[Data entries for graphics]
-- START --

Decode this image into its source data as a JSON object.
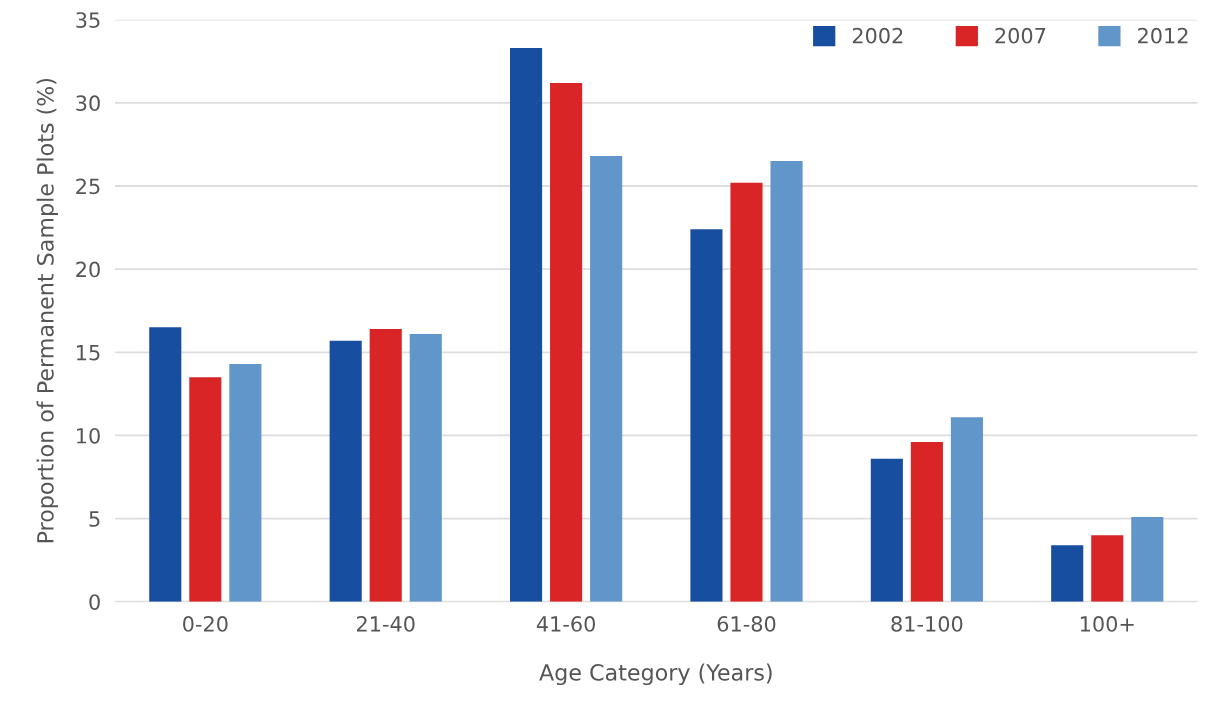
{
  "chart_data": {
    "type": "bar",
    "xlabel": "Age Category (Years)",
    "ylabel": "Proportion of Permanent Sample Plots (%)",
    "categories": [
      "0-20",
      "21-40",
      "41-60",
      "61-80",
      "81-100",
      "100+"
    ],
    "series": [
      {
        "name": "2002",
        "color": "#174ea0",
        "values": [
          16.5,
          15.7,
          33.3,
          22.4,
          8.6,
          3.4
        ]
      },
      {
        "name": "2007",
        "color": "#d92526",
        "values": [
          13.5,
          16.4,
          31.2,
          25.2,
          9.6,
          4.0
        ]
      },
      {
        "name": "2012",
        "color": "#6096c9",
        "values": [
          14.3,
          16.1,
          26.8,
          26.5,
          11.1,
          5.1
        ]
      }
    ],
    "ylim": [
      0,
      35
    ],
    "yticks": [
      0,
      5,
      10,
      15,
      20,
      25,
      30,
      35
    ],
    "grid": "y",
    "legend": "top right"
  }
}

-- END --
-- START --

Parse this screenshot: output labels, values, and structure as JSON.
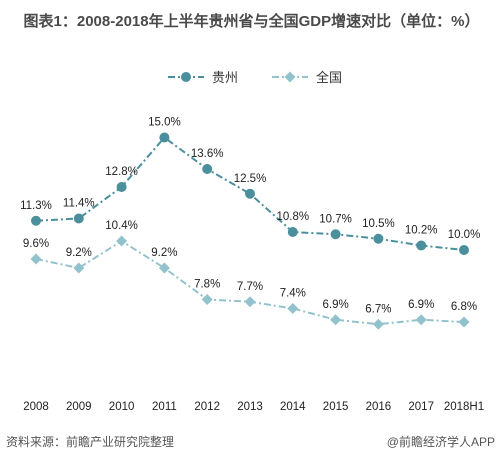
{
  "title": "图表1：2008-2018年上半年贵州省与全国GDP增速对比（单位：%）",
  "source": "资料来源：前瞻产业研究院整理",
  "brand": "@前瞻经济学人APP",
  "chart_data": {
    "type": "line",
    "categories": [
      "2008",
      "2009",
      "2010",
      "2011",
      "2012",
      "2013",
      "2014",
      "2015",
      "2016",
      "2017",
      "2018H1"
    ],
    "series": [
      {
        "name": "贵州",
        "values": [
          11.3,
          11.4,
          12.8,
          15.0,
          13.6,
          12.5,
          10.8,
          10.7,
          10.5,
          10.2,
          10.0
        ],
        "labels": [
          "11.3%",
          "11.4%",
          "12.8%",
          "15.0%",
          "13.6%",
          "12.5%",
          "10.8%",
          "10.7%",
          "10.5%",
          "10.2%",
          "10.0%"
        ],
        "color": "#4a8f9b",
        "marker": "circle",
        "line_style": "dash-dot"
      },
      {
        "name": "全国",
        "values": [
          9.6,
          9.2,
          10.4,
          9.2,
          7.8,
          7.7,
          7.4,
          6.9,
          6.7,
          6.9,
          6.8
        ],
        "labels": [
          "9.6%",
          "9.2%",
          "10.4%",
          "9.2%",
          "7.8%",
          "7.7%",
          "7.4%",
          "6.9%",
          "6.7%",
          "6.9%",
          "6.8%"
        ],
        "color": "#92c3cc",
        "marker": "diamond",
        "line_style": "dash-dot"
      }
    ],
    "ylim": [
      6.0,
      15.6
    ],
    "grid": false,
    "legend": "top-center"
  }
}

-- END --

**Required task:**
Find all lines with "source" in them and copy each one.

**In response:**
Decode this image into its source data as a JSON object.
  "source": "资料来源：前瞻产业研究院整理",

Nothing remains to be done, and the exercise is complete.